# start of Raw data
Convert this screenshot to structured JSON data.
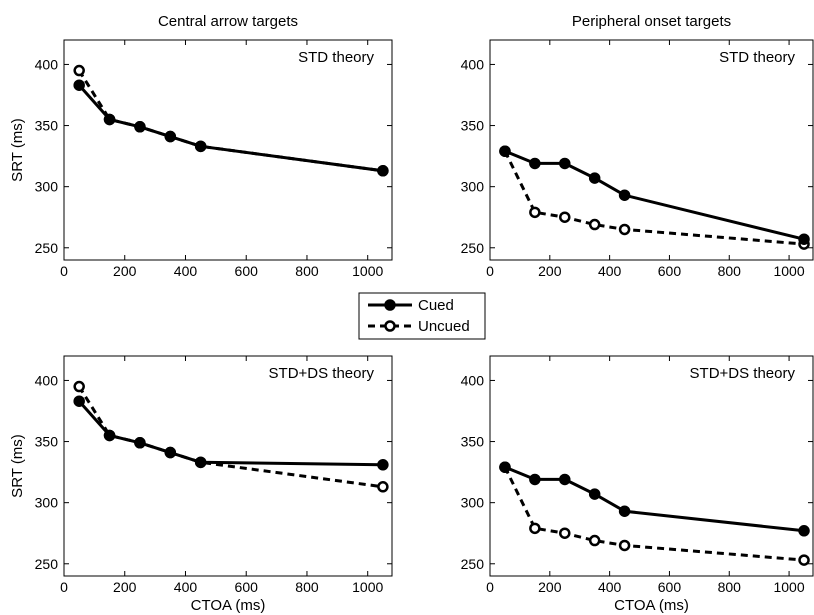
{
  "legend": {
    "placement": "center",
    "entries": [
      {
        "series": "cued",
        "label": "Cued",
        "line": "solid",
        "marker": "filled-circle"
      },
      {
        "series": "uncued",
        "label": "Uncued",
        "line": "dashed",
        "marker": "open-circle"
      }
    ]
  },
  "chart_data": [
    {
      "type": "line",
      "title": "Central arrow targets",
      "annotation": "STD theory",
      "xlabel": "",
      "ylabel": "SRT (ms)",
      "xlim": [
        0,
        1080
      ],
      "ylim": [
        240,
        420
      ],
      "xticks": [
        0,
        200,
        400,
        600,
        800,
        1000
      ],
      "yticks": [
        250,
        300,
        350,
        400
      ],
      "grid": false,
      "x": [
        50,
        150,
        250,
        350,
        450,
        1050
      ],
      "series": [
        {
          "name": "Cued",
          "values": [
            383,
            355,
            349,
            341,
            333,
            313
          ]
        },
        {
          "name": "Uncued",
          "values": [
            395,
            355,
            349,
            341,
            333,
            313
          ]
        }
      ]
    },
    {
      "type": "line",
      "title": "Peripheral onset targets",
      "annotation": "STD theory",
      "xlabel": "",
      "ylabel": "",
      "xlim": [
        0,
        1080
      ],
      "ylim": [
        240,
        420
      ],
      "xticks": [
        0,
        200,
        400,
        600,
        800,
        1000
      ],
      "yticks": [
        250,
        300,
        350,
        400
      ],
      "grid": false,
      "x": [
        50,
        150,
        250,
        350,
        450,
        1050
      ],
      "series": [
        {
          "name": "Cued",
          "values": [
            329,
            319,
            319,
            307,
            293,
            257
          ]
        },
        {
          "name": "Uncued",
          "values": [
            329,
            279,
            275,
            269,
            265,
            253
          ]
        }
      ]
    },
    {
      "type": "line",
      "title": "",
      "annotation": "STD+DS theory",
      "xlabel": "CTOA (ms)",
      "ylabel": "SRT (ms)",
      "xlim": [
        0,
        1080
      ],
      "ylim": [
        240,
        420
      ],
      "xticks": [
        0,
        200,
        400,
        600,
        800,
        1000
      ],
      "yticks": [
        250,
        300,
        350,
        400
      ],
      "grid": false,
      "x": [
        50,
        150,
        250,
        350,
        450,
        1050
      ],
      "series": [
        {
          "name": "Cued",
          "values": [
            383,
            355,
            349,
            341,
            333,
            331
          ]
        },
        {
          "name": "Uncued",
          "values": [
            395,
            355,
            349,
            341,
            333,
            313
          ]
        }
      ]
    },
    {
      "type": "line",
      "title": "",
      "annotation": "STD+DS theory",
      "xlabel": "CTOA (ms)",
      "ylabel": "",
      "xlim": [
        0,
        1080
      ],
      "ylim": [
        240,
        420
      ],
      "xticks": [
        0,
        200,
        400,
        600,
        800,
        1000
      ],
      "yticks": [
        250,
        300,
        350,
        400
      ],
      "grid": false,
      "x": [
        50,
        150,
        250,
        350,
        450,
        1050
      ],
      "series": [
        {
          "name": "Cued",
          "values": [
            329,
            319,
            319,
            307,
            293,
            277
          ]
        },
        {
          "name": "Uncued",
          "values": [
            329,
            279,
            275,
            269,
            265,
            253
          ]
        }
      ]
    }
  ]
}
# end of Raw data
[Work to do] Pick out, from the lines above, every one that contains the string "title".

[Expected answer]
      "title": "Central arrow targets",
      "title": "Peripheral onset targets",
      "title": "",
      "title": "",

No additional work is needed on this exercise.